TASK DETAILS:
Find the lines holding the string "gran" in the data, then copy all of them.

[Data excerpts]
↓↓↓

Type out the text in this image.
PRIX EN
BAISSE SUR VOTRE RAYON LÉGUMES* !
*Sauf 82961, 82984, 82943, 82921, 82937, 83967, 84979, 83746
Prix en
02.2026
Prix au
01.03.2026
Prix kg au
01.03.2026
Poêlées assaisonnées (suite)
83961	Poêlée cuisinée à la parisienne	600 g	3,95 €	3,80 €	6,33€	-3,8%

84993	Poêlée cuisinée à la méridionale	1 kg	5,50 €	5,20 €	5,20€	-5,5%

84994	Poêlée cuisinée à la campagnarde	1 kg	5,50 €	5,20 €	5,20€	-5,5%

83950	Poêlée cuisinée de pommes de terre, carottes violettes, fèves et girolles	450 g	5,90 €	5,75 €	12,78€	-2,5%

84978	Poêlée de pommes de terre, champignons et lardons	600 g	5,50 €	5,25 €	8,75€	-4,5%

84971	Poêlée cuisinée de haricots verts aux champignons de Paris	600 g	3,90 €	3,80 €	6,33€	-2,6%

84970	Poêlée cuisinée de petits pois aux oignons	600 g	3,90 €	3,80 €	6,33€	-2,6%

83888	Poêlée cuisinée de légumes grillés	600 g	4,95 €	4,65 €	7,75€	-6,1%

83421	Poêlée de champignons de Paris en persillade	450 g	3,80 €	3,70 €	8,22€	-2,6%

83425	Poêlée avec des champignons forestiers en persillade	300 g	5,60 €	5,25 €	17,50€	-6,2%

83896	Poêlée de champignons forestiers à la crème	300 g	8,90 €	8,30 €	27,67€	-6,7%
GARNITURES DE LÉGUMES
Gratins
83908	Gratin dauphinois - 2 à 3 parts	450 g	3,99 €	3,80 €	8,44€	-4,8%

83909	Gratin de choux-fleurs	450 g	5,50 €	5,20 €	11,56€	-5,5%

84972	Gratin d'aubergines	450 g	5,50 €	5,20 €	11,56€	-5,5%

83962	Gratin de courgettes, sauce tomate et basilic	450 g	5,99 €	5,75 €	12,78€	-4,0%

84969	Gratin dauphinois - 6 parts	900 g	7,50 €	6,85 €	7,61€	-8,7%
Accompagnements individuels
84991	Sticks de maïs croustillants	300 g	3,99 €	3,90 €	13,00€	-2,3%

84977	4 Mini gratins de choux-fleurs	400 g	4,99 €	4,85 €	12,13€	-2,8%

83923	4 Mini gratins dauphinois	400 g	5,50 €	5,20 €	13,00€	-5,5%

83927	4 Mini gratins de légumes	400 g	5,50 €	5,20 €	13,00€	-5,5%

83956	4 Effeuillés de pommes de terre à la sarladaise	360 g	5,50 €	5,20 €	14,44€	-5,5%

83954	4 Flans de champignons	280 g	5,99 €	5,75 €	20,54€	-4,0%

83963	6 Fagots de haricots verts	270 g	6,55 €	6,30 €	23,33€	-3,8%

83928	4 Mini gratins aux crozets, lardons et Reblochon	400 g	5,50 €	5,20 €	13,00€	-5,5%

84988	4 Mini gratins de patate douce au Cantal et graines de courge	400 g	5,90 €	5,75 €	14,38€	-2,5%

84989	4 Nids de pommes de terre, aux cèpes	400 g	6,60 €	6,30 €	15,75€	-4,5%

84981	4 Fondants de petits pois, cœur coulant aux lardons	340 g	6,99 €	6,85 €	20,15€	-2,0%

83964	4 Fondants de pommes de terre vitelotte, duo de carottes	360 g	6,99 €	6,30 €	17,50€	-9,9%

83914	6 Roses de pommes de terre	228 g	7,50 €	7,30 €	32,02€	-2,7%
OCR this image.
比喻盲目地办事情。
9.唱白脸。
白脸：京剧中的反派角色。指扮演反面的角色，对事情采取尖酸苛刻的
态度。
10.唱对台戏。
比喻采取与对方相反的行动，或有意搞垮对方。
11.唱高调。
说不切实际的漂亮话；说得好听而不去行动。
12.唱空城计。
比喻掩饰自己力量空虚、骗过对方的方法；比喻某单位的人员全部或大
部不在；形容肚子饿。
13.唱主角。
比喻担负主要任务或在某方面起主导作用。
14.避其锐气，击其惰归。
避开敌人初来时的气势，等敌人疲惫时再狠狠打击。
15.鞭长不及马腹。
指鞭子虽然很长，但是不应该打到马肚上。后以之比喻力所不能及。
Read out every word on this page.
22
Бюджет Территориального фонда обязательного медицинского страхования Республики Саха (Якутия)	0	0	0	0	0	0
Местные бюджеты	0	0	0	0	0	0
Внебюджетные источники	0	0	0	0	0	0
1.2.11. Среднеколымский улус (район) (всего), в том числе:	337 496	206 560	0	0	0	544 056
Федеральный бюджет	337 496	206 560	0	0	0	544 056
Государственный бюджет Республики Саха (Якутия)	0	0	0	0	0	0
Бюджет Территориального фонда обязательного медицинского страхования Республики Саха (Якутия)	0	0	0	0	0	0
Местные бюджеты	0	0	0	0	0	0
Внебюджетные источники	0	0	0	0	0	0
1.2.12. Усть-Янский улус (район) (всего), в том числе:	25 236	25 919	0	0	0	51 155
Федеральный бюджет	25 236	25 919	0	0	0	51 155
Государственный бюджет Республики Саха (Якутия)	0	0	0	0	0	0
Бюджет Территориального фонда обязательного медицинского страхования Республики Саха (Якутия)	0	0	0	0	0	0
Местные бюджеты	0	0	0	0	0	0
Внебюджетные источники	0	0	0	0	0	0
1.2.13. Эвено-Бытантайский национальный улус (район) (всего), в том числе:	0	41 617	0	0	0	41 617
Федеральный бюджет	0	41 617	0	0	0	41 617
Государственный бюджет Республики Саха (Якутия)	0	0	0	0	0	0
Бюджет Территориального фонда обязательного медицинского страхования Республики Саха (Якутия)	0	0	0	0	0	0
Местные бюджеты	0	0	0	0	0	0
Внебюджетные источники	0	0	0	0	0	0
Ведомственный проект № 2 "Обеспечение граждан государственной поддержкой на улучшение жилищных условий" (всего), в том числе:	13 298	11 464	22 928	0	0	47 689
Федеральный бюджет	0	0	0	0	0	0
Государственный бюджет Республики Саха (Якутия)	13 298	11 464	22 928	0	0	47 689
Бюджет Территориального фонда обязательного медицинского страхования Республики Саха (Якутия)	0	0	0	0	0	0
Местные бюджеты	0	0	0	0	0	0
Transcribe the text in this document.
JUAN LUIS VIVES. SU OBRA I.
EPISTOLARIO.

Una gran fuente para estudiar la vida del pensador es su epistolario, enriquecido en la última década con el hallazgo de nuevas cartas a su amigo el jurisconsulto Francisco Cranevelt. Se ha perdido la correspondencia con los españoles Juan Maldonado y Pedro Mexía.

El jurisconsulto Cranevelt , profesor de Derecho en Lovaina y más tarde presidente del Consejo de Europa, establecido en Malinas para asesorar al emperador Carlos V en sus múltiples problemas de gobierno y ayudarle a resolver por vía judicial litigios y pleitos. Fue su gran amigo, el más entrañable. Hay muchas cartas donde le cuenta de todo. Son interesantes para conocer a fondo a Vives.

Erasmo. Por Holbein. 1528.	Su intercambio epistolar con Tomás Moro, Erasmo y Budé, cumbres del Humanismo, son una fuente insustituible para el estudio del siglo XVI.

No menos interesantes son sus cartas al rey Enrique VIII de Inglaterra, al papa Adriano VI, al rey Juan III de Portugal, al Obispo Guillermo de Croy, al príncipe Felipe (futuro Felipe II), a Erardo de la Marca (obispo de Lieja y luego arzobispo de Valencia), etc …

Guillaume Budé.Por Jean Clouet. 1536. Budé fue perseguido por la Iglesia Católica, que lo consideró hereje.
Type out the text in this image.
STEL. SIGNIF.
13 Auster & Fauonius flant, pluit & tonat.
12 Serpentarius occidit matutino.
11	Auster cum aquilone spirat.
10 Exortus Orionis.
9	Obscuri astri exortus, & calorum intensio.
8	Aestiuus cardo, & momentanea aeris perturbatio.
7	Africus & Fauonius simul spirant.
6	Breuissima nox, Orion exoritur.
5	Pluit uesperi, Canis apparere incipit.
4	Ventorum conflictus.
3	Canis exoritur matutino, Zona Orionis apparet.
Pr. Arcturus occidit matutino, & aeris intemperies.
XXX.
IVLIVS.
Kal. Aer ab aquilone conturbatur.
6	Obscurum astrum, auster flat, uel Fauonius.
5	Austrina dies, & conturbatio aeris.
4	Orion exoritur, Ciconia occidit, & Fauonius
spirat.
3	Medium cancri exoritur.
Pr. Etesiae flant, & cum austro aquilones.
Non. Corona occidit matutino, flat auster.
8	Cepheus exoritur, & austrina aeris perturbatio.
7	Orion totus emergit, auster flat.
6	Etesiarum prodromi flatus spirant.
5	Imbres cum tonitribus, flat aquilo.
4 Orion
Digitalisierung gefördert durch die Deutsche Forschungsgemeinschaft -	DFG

↑↑↑

FULL SOLUTION:
Una gran fuente para estudiar la vida del pensador es su epistolario, enriquecido en la última década con el hallazgo de nuevas cartas a su amigo el jurisconsulto Francisco Cranevelt. Se ha perdido la correspondencia con los españoles Juan Maldonado y Pedro Mexía.
El jurisconsulto Cranevelt , profesor de Derecho en Lovaina y más tarde presidente del Consejo de Europa, establecido en Malinas para asesorar al emperador Carlos V en sus múltiples problemas de gobierno y ayudarle a resolver por vía judicial litigios y pleitos. Fue su gran amigo, el más entrañable. Hay muchas cartas donde le cuenta de todo. Son interesantes para conocer a fondo a Vives.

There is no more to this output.